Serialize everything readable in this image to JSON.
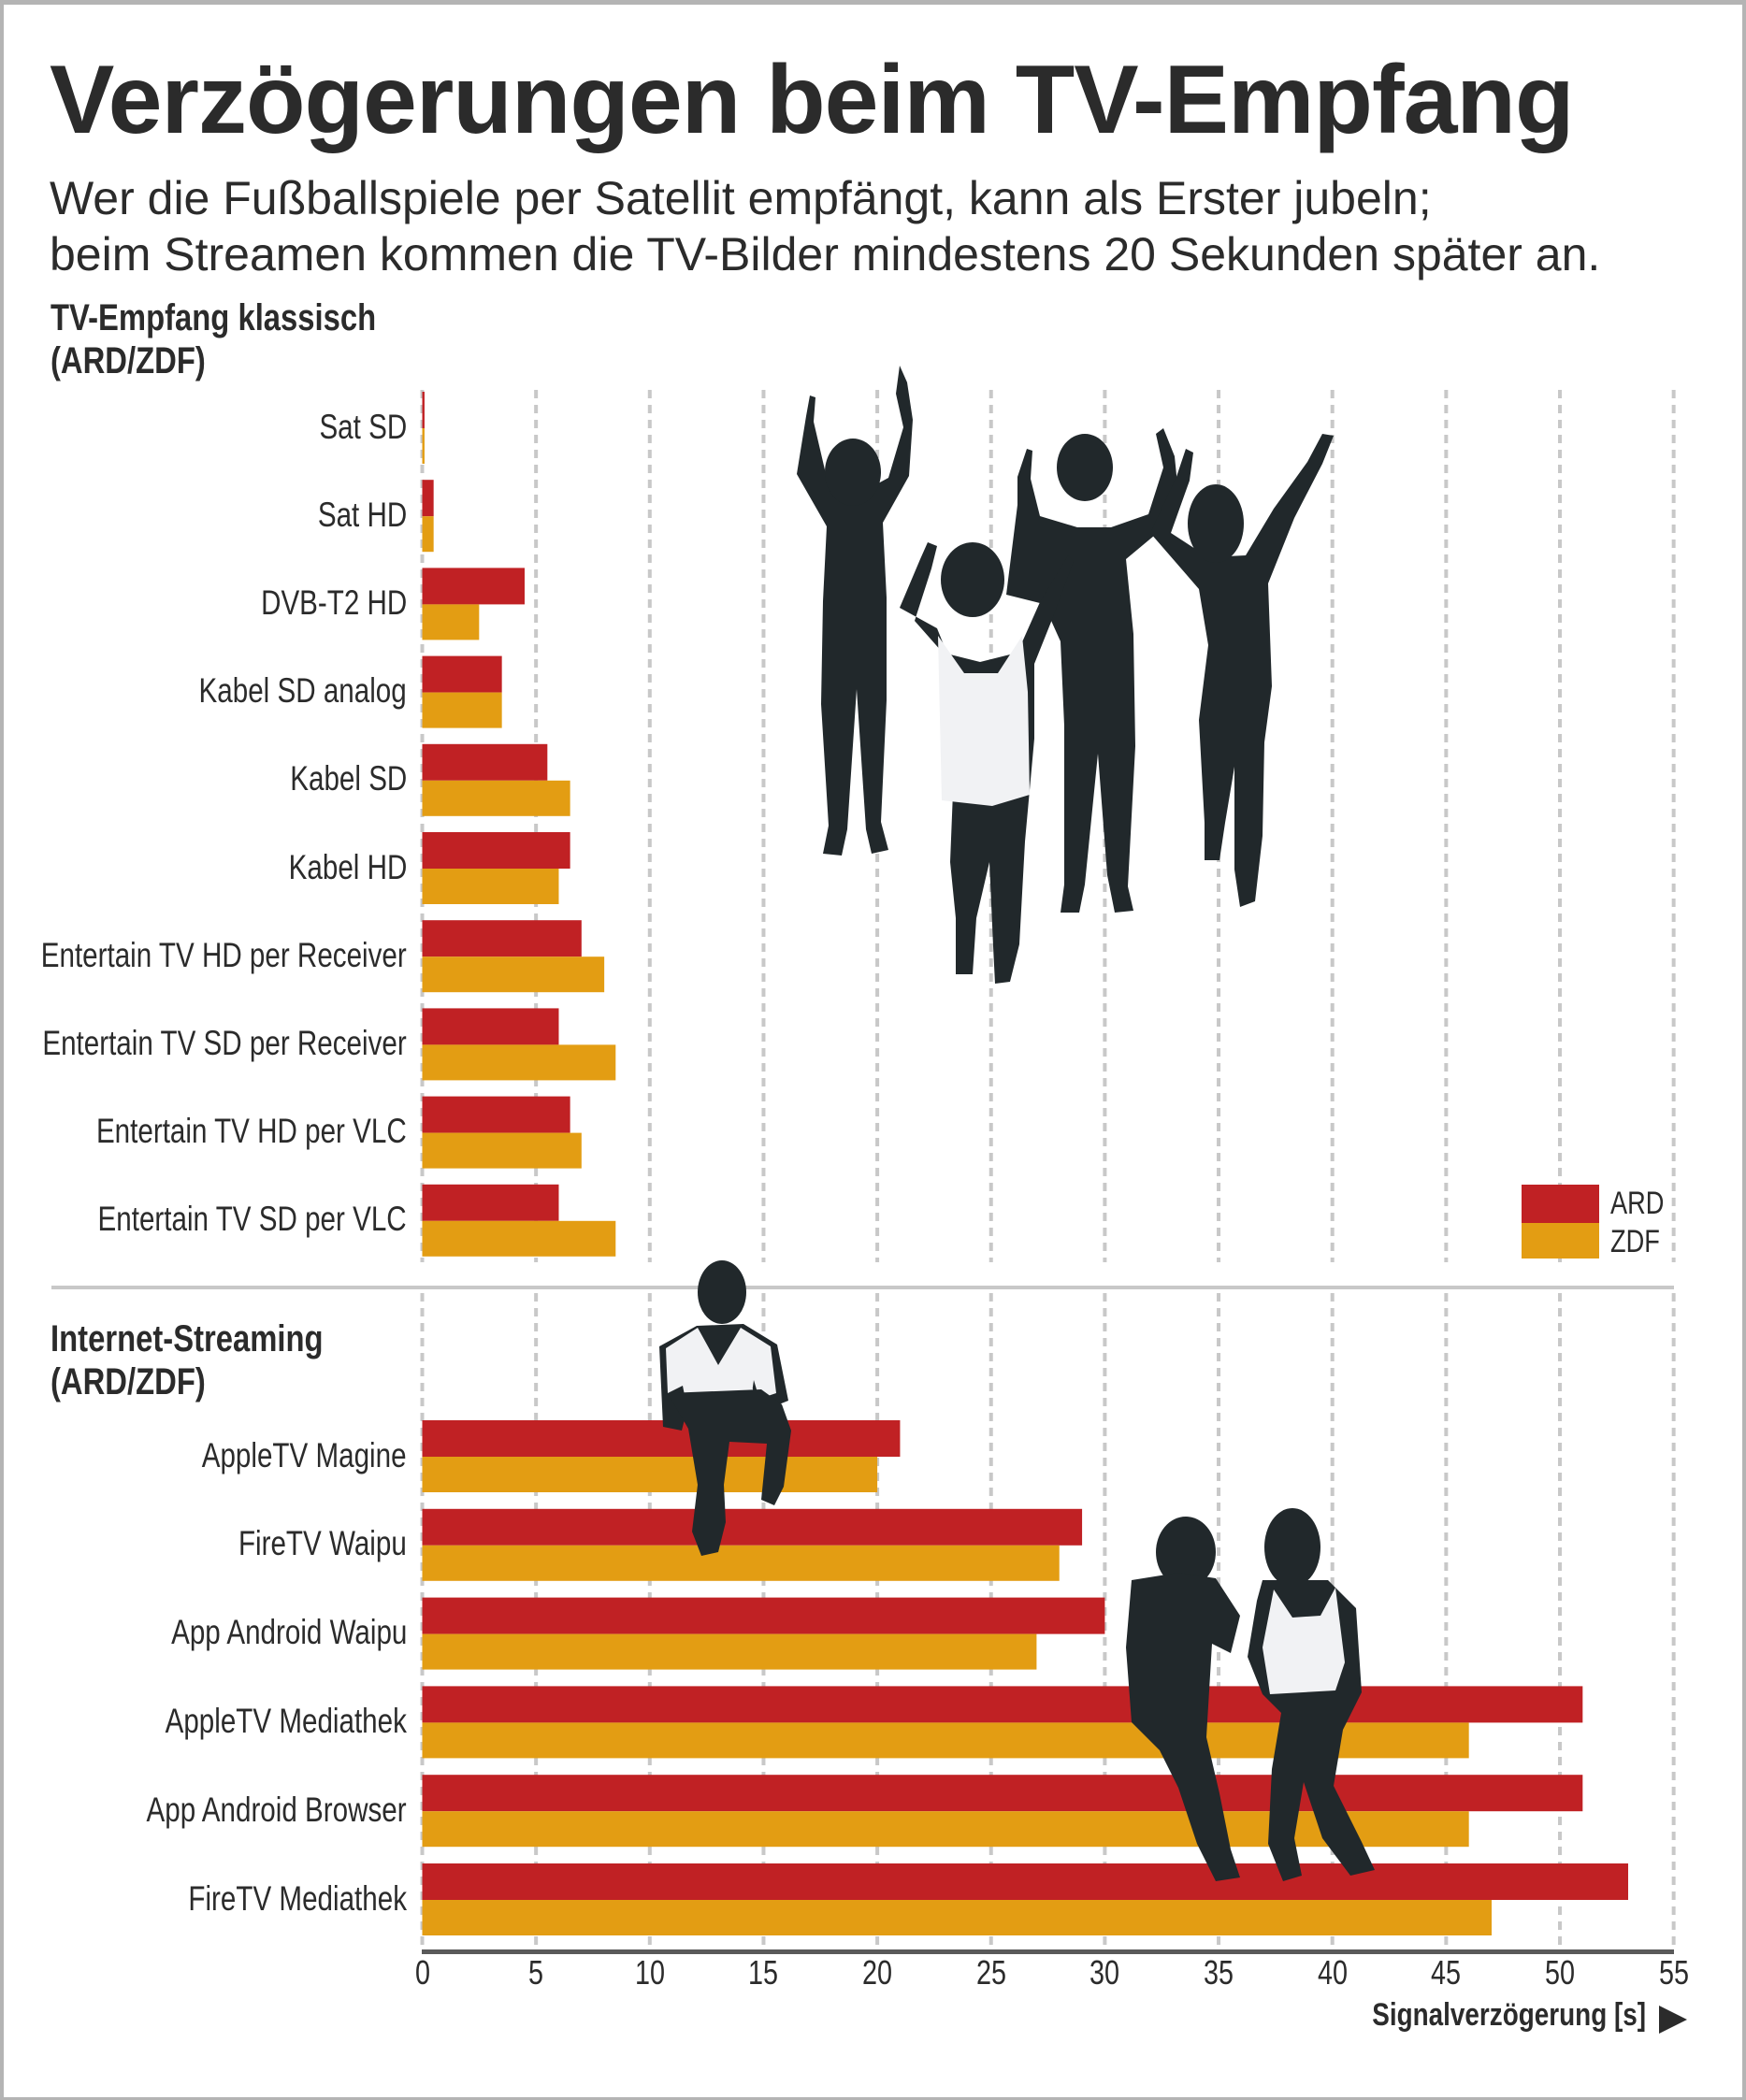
{
  "header": {
    "title": "Verzögerungen beim TV-Empfang",
    "subtitle_line1": "Wer die Fußballspiele per Satellit empfängt, kann als Erster jubeln;",
    "subtitle_line2": "beim Streamen kommen die TV-Bilder mindestens 20 Sekunden später an."
  },
  "colors": {
    "ard": "#c02124",
    "zdf": "#e39d13",
    "silhouette": "#21282b",
    "grid": "#c8c8c8",
    "axis": "#5a5a5a"
  },
  "legend": {
    "ard": "ARD",
    "zdf": "ZDF"
  },
  "chart_data": {
    "type": "bar",
    "orientation": "horizontal",
    "title": "Verzögerungen beim TV-Empfang",
    "xlabel": "Signalverzögerung [s]",
    "xlim": [
      0,
      55
    ],
    "xticks": [
      "0",
      "5",
      "10",
      "15",
      "20",
      "25",
      "30",
      "35",
      "40",
      "45",
      "50",
      "55"
    ],
    "grid": true,
    "legend_position": "right",
    "series_names": [
      "ARD",
      "ZDF"
    ],
    "groups": [
      {
        "title_line1": "TV-Empfang klassisch",
        "title_line2": "(ARD/ZDF)",
        "categories": [
          "Sat SD",
          "Sat HD",
          "DVB-T2 HD",
          "Kabel SD analog",
          "Kabel SD",
          "Kabel HD",
          "Entertain TV HD per Receiver",
          "Entertain TV SD per Receiver",
          "Entertain TV HD per VLC",
          "Entertain TV SD per VLC"
        ],
        "series": [
          {
            "name": "ARD",
            "values": [
              0.1,
              0.5,
              4.5,
              3.5,
              5.5,
              6.5,
              7.0,
              6.0,
              6.5,
              6.0
            ]
          },
          {
            "name": "ZDF",
            "values": [
              0.1,
              0.5,
              2.5,
              3.5,
              6.5,
              6.0,
              8.0,
              8.5,
              7.0,
              8.5
            ]
          }
        ]
      },
      {
        "title_line1": "Internet-Streaming",
        "title_line2": "(ARD/ZDF)",
        "categories": [
          "AppleTV Magine",
          "FireTV Waipu",
          "App Android Waipu",
          "AppleTV Mediathek",
          "App Android Browser",
          "FireTV Mediathek"
        ],
        "series": [
          {
            "name": "ARD",
            "values": [
              21,
              29,
              30,
              51,
              51,
              53
            ]
          },
          {
            "name": "ZDF",
            "values": [
              20,
              28,
              27,
              46,
              46,
              47
            ]
          }
        ]
      }
    ]
  },
  "decorations": {
    "cheering_group": "silhouette-icon",
    "sitting_man": "silhouette-icon",
    "sitting_couple": "silhouette-icon",
    "axis_arrow": "arrow-right-icon"
  }
}
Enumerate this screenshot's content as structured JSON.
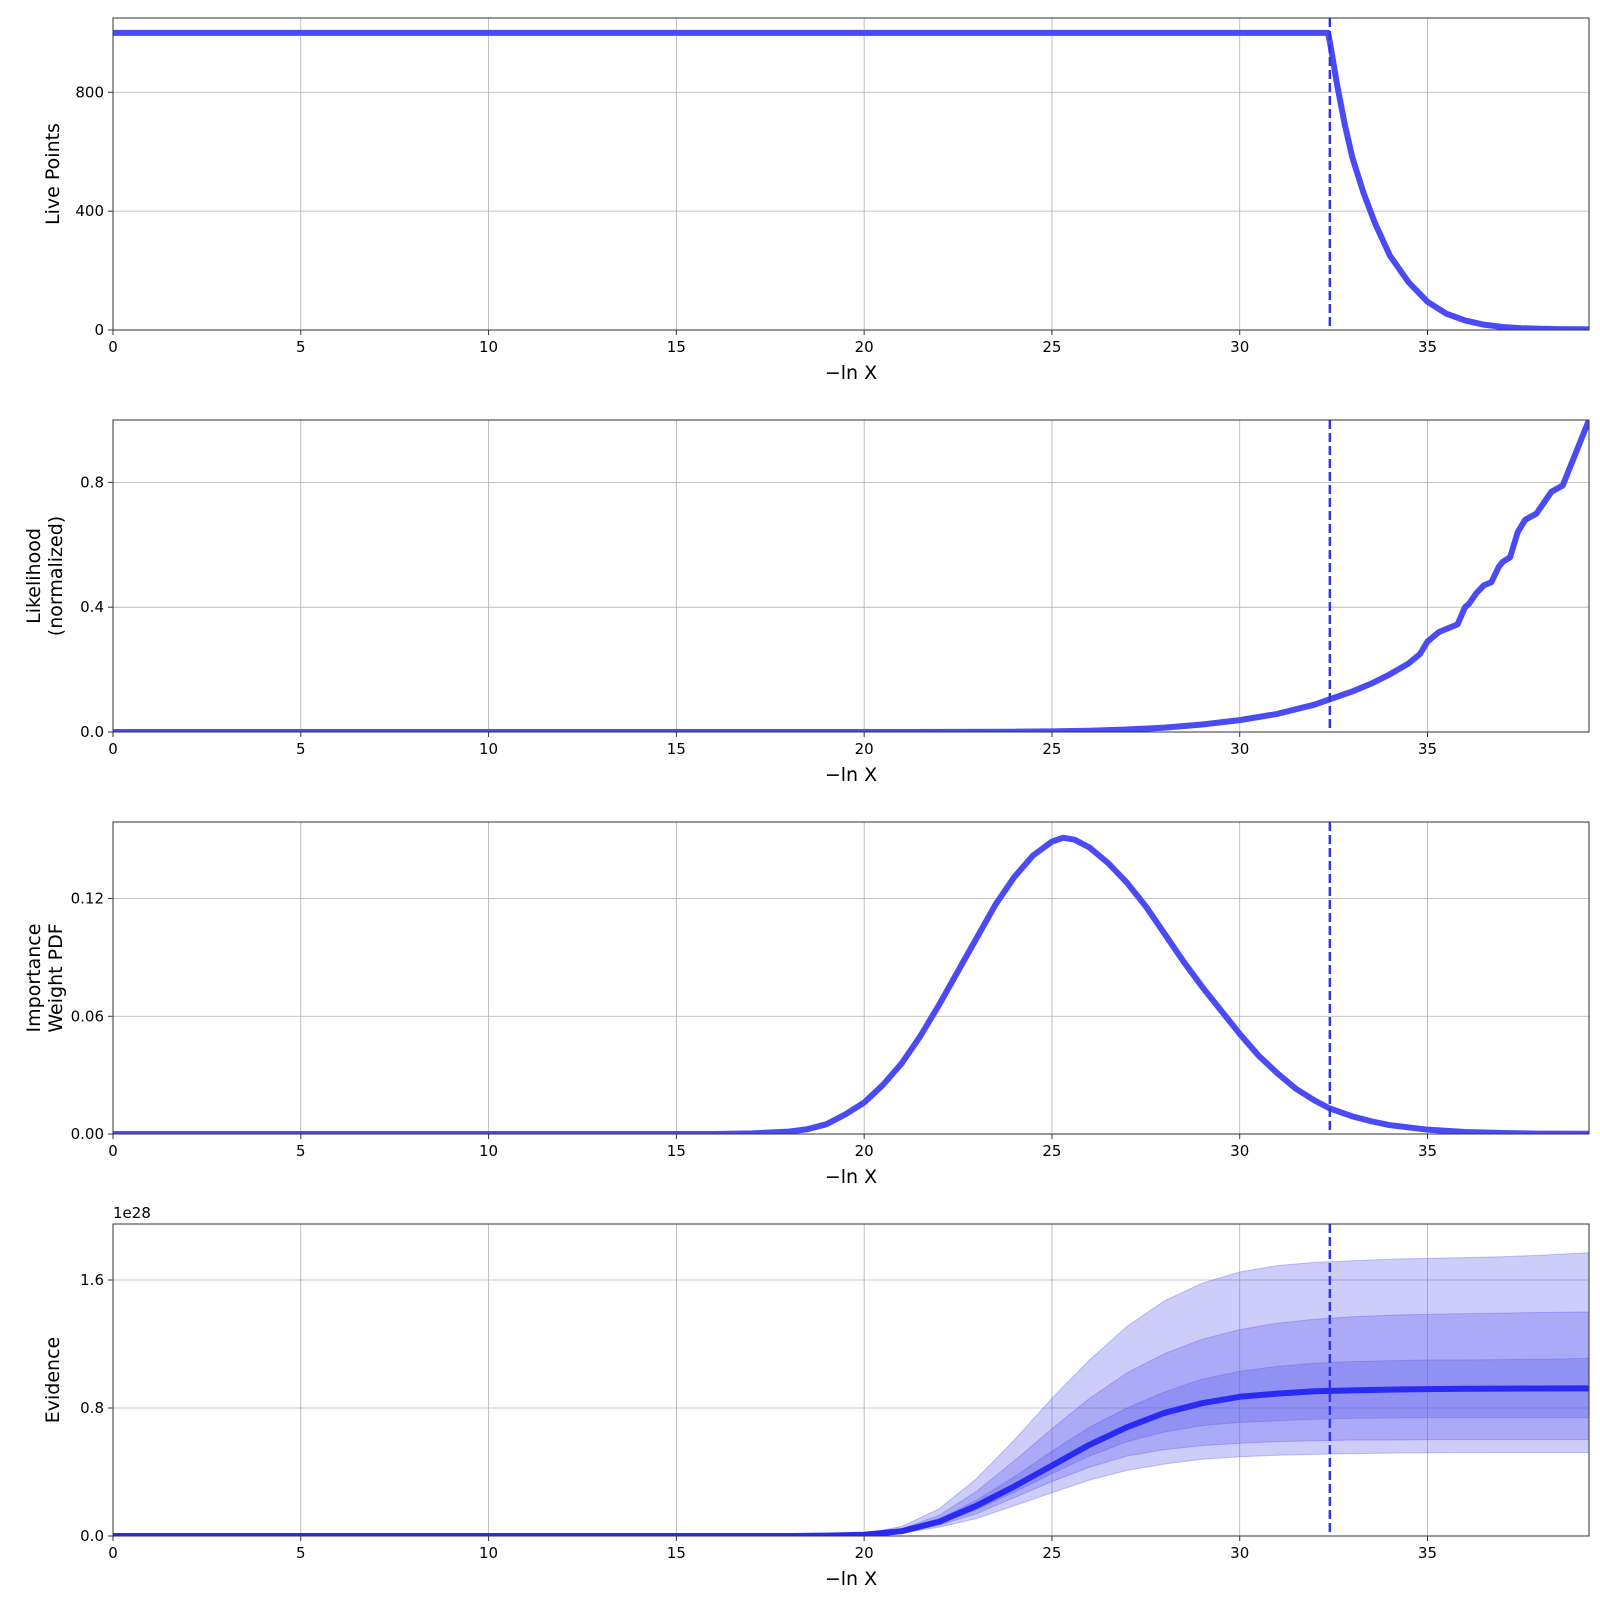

════════════════

# TASK TO COMPLETE
Identify the lines that hold the word "silhouette". Copy every one of them.

# WRITTEN SOLUTION
    "silhouette": "#21282b",
    "cheering_group": "silhouette-icon",
    "sitting_man": "silhouette-icon",
    "sitting_couple": "silhouette-icon",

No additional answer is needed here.